Given instruction: Copy out the part that opens with the line containing "macd-bar <box>310 721 329 779</box>" and closes with the line containing "candle[interactable] <box>170 222", changing "y-tick-label" to "y-axis-label" and keeping everything else the same.

Dataset items
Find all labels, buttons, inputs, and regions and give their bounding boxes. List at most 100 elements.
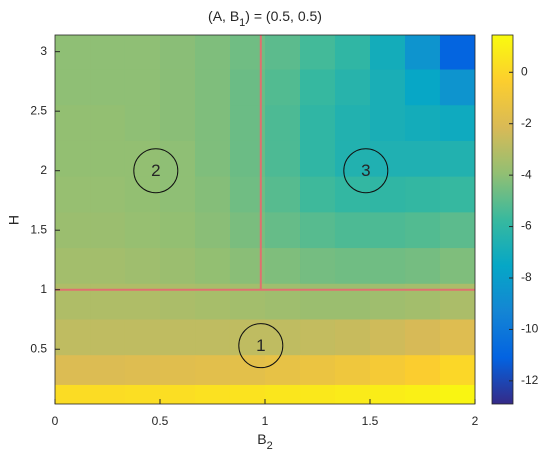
heat-cell bbox=[124, 355, 161, 386]
heat-cell bbox=[439, 69, 475, 106]
x-tick-label: 2 bbox=[472, 414, 479, 428]
colorbar bbox=[491, 34, 514, 405]
heat-cell bbox=[55, 319, 91, 356]
colorbar-tick-label: -8 bbox=[521, 270, 532, 284]
heat-cell bbox=[90, 384, 126, 404]
chart-title: (A, B1) = (0.5, 0.5) bbox=[208, 8, 322, 29]
heat-cell bbox=[160, 384, 196, 404]
heat-cell bbox=[229, 248, 266, 285]
heat-cell bbox=[229, 35, 266, 71]
heat-cell bbox=[405, 212, 441, 249]
heat-cell bbox=[370, 105, 406, 142]
heat-cell bbox=[124, 212, 161, 249]
heat-cell bbox=[55, 140, 91, 178]
heat-cell bbox=[124, 69, 161, 106]
heat-cell bbox=[405, 69, 441, 106]
region-label: 2 bbox=[151, 161, 160, 180]
heat-cell bbox=[55, 176, 91, 213]
heat-cell bbox=[90, 176, 126, 213]
chart-title-part: (A, B bbox=[208, 8, 239, 24]
heat-cell bbox=[370, 248, 406, 285]
x-tick-label: 1.5 bbox=[362, 414, 379, 428]
heat-cell bbox=[195, 212, 231, 249]
heat-cell bbox=[195, 248, 231, 285]
heat-cell bbox=[265, 212, 301, 249]
heat-cell bbox=[405, 355, 441, 386]
region-circle bbox=[343, 148, 389, 194]
heat-cell bbox=[90, 212, 126, 249]
heat-cell bbox=[124, 105, 161, 142]
heat-cell bbox=[195, 319, 231, 356]
heat-cell bbox=[195, 176, 231, 213]
heat-cell bbox=[90, 319, 126, 356]
heat-cell bbox=[334, 248, 371, 285]
x-tick-label: 0 bbox=[52, 414, 59, 428]
heat-cell bbox=[124, 35, 161, 71]
chart-title-part: 1 bbox=[239, 17, 245, 29]
heat-cell bbox=[160, 105, 196, 142]
heat-cell bbox=[229, 384, 266, 404]
heat-cell bbox=[265, 140, 301, 178]
heat-cell bbox=[160, 212, 196, 249]
heat-cell bbox=[300, 384, 336, 404]
colorbar-tick-label: -10 bbox=[521, 322, 539, 336]
region-circle bbox=[238, 323, 284, 369]
heat-cell bbox=[405, 105, 441, 142]
colorbar-tick-label: 0 bbox=[521, 64, 528, 78]
heat-cell bbox=[370, 69, 406, 106]
heat-cell bbox=[124, 319, 161, 356]
heat-cell bbox=[300, 69, 336, 106]
heat-cell bbox=[334, 319, 371, 356]
heat-cell bbox=[300, 105, 336, 142]
heat-cell bbox=[55, 248, 91, 285]
heat-cell bbox=[124, 176, 161, 213]
heat-cell bbox=[124, 140, 161, 178]
heat-cell bbox=[195, 384, 231, 404]
x-tick-label: 1 bbox=[262, 414, 269, 428]
heat-cell bbox=[300, 212, 336, 249]
chart-title-part: ) = (0.5, 0.5) bbox=[245, 8, 322, 24]
heat-cell bbox=[370, 35, 406, 71]
heat-cell bbox=[124, 248, 161, 285]
colorbar-tick-label: -2 bbox=[521, 116, 532, 130]
heat-cell bbox=[265, 105, 301, 142]
heat-cell bbox=[124, 384, 161, 404]
heat-cell bbox=[334, 105, 371, 142]
colorbar-tick-label: -4 bbox=[521, 167, 532, 181]
heat-cell bbox=[229, 212, 266, 249]
heat-cell bbox=[405, 35, 441, 71]
heat-cell bbox=[370, 212, 406, 249]
heat-cell bbox=[229, 319, 266, 356]
heat-cell bbox=[55, 35, 91, 71]
heat-cell bbox=[265, 176, 301, 213]
x-axis-label: B2 bbox=[257, 431, 272, 452]
heat-cell bbox=[160, 319, 196, 356]
y-tick-label: 0.5 bbox=[30, 341, 47, 355]
heat-cell bbox=[229, 140, 266, 178]
heat-cell bbox=[265, 248, 301, 285]
heat-cell bbox=[195, 69, 231, 106]
colorbar-tick-label: -12 bbox=[521, 373, 539, 387]
colorbar-tick-label: -6 bbox=[521, 219, 532, 233]
heat-cell bbox=[439, 105, 475, 142]
heat-cell bbox=[334, 355, 371, 386]
heat-cell bbox=[160, 35, 196, 71]
heat-cell bbox=[405, 140, 441, 178]
heat-cell bbox=[195, 140, 231, 178]
heat-cell bbox=[439, 384, 475, 404]
heat-cell bbox=[55, 105, 91, 142]
region-label: 3 bbox=[361, 161, 370, 180]
heat-cell bbox=[300, 248, 336, 285]
y-axis-label: H bbox=[6, 215, 22, 225]
heat-cell bbox=[195, 105, 231, 142]
heat-cell bbox=[405, 176, 441, 213]
heat-cell bbox=[370, 384, 406, 404]
heat-cell bbox=[334, 140, 371, 178]
y-tick-label: 1 bbox=[40, 282, 47, 296]
heat-cell bbox=[300, 176, 336, 213]
heat-cell bbox=[439, 248, 475, 285]
heat-cell bbox=[195, 35, 231, 71]
heat-cell bbox=[90, 140, 126, 178]
y-tick-label: 2.5 bbox=[30, 103, 47, 117]
heat-cell bbox=[160, 176, 196, 213]
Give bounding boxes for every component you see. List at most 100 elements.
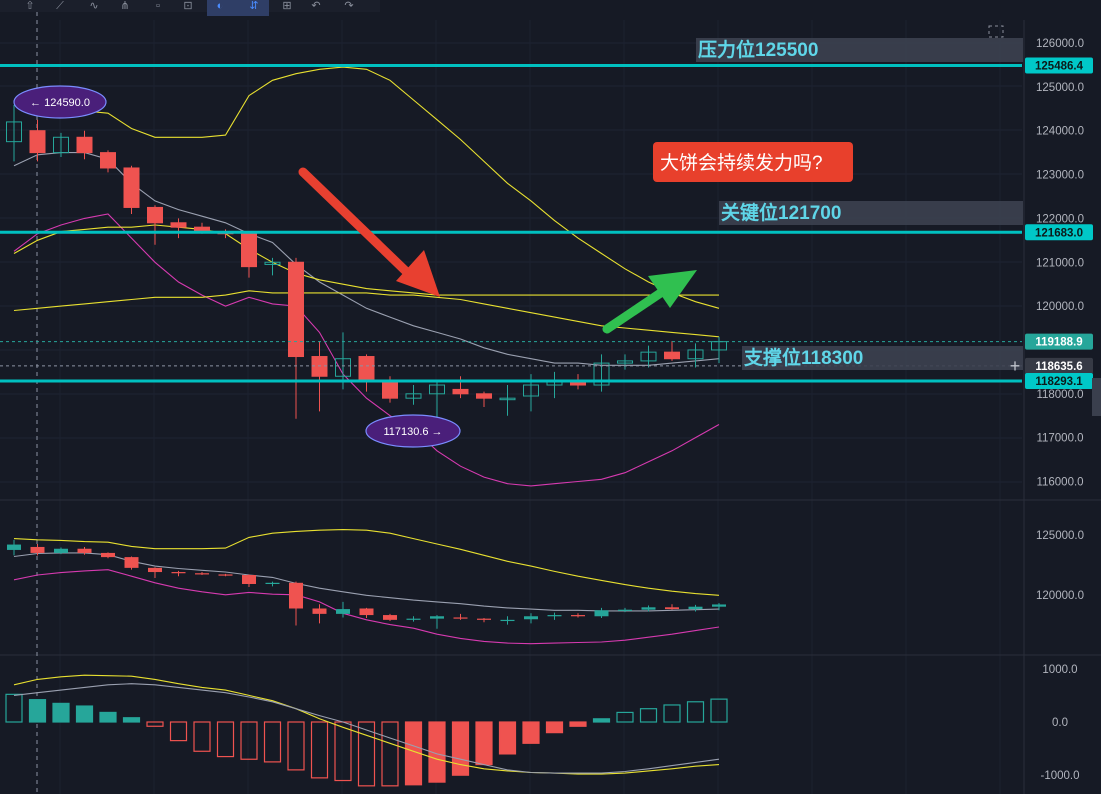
macd-bar <box>310 721 329 779</box>
trash-icon[interactable]: ⊞ <box>282 0 291 12</box>
y-tick-label: 124000.0 <box>1036 126 1084 138</box>
candle[interactable] <box>264 261 281 265</box>
candle[interactable] <box>452 388 469 395</box>
candle[interactable] <box>170 222 187 228</box>
macd-bar <box>240 721 258 760</box>
candle[interactable] <box>405 393 422 399</box>
y-tick-label: 1000.0 <box>1042 664 1077 676</box>
macd-bar <box>498 721 517 755</box>
candle[interactable] <box>241 233 257 268</box>
candle[interactable] <box>6 121 22 143</box>
y-tick-label: 125000.0 <box>1036 530 1084 542</box>
macd-bar <box>522 721 540 744</box>
candle[interactable] <box>593 362 610 386</box>
macd-bar <box>639 708 658 723</box>
candle[interactable] <box>147 206 163 224</box>
mini-candle <box>665 607 679 610</box>
down-arrow-head <box>396 250 440 297</box>
macd-bar <box>193 721 211 752</box>
macd-bar <box>686 701 705 723</box>
candle[interactable] <box>29 130 46 154</box>
candle[interactable] <box>476 393 492 399</box>
candle[interactable] <box>640 351 657 362</box>
macd-bar <box>52 702 70 723</box>
candle[interactable] <box>617 360 633 364</box>
resistance-label-bg <box>696 38 1023 62</box>
resistance-label[interactable]: 压力位125500 <box>698 38 818 61</box>
bb-upper-line <box>13 66 720 309</box>
y-tick-label: 117000.0 <box>1036 433 1083 445</box>
line-tool-icon[interactable]: ⟋ <box>56 0 64 12</box>
mini-candle <box>406 618 421 620</box>
y-tick-label: 120000.0 <box>1036 590 1084 602</box>
macd-bar <box>475 721 493 766</box>
mini-candle <box>336 609 350 614</box>
mini-candle <box>124 557 139 568</box>
text-icon[interactable]: ▫ <box>156 0 160 12</box>
macd-bar <box>451 721 470 776</box>
support-label-bg <box>742 346 1023 370</box>
mini-candle <box>101 552 115 558</box>
macd-bar <box>287 721 305 771</box>
candle[interactable] <box>358 356 375 382</box>
lock-icon[interactable]: ⇵ <box>249 0 258 12</box>
candle[interactable] <box>711 341 727 351</box>
measure-icon[interactable]: ⊡ <box>183 0 192 12</box>
candle[interactable] <box>53 136 69 154</box>
fullscreen-icon[interactable] <box>988 25 1004 38</box>
mid-bb-lower-line <box>13 569 720 645</box>
candle[interactable] <box>100 152 116 169</box>
grid <box>0 20 1022 794</box>
key-level-label[interactable]: 关键位121700 <box>721 201 841 224</box>
mini-candle <box>265 582 280 584</box>
candle[interactable] <box>499 397 516 401</box>
cursor-icon[interactable]: ⇧ <box>25 0 34 12</box>
question-text: 大饼会持续发力吗? <box>660 152 823 174</box>
candle[interactable] <box>687 349 704 360</box>
high-marker-label: ← 124590.0 <box>30 97 90 109</box>
magnet-icon[interactable]: ◐ <box>217 0 224 12</box>
crosshair-price-tag: 118635.6 <box>1035 361 1082 373</box>
macd-dif-line <box>13 674 720 775</box>
macd-bar <box>428 721 446 783</box>
macd-bar <box>169 721 188 742</box>
high-marker-bubble[interactable] <box>13 85 107 119</box>
pattern-icon[interactable]: ⋔ <box>120 0 129 12</box>
low-marker-bubble[interactable] <box>365 414 461 448</box>
macd-bar <box>334 721 352 782</box>
mini-candle <box>312 608 327 614</box>
support-label[interactable]: 支撑位118300 <box>743 346 863 369</box>
bb-lower-line <box>13 213 720 487</box>
macd-bar <box>663 704 681 723</box>
toolbar-active-tool[interactable] <box>207 0 269 16</box>
down-arrow-shaft <box>298 167 420 285</box>
mini-candle <box>571 615 585 617</box>
ma-line <box>13 224 719 296</box>
add-alert-icon[interactable]: + <box>1010 356 1021 376</box>
candle[interactable] <box>429 384 445 395</box>
macd-bar <box>569 721 587 727</box>
mini-candle <box>289 582 303 609</box>
y-tick-label: 118000.0 <box>1036 389 1083 401</box>
candle[interactable] <box>382 380 398 399</box>
candle[interactable] <box>123 167 140 208</box>
candle[interactable] <box>288 261 304 358</box>
candle[interactable] <box>76 136 93 154</box>
scroll-handle[interactable] <box>1092 378 1101 416</box>
brush-icon[interactable]: ∿ <box>89 0 98 12</box>
mini-candle <box>430 616 444 619</box>
question-box <box>653 142 853 182</box>
macd-bar <box>357 721 376 787</box>
key-price-tag: 121683.0 <box>1035 227 1083 239</box>
mini-candle <box>688 606 703 610</box>
mini-candle <box>477 618 491 620</box>
candle[interactable] <box>664 351 680 360</box>
candle[interactable] <box>335 358 351 377</box>
undo-icon[interactable]: ↶ <box>311 0 320 12</box>
mid-bb-mid-line <box>13 552 720 612</box>
redo-icon[interactable]: ↷ <box>344 0 353 12</box>
y-tick-label: 120000.0 <box>1036 301 1084 313</box>
candle[interactable] <box>523 384 539 397</box>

Answer for the task:
macd-bar <box>310 721 329 779</box>
trash-icon[interactable]: ⊞ <box>282 0 291 12</box>
y-axis-label: 124000.0 <box>1036 126 1084 138</box>
candle[interactable] <box>264 261 281 265</box>
candle[interactable] <box>452 388 469 395</box>
candle[interactable] <box>170 222 187 228</box>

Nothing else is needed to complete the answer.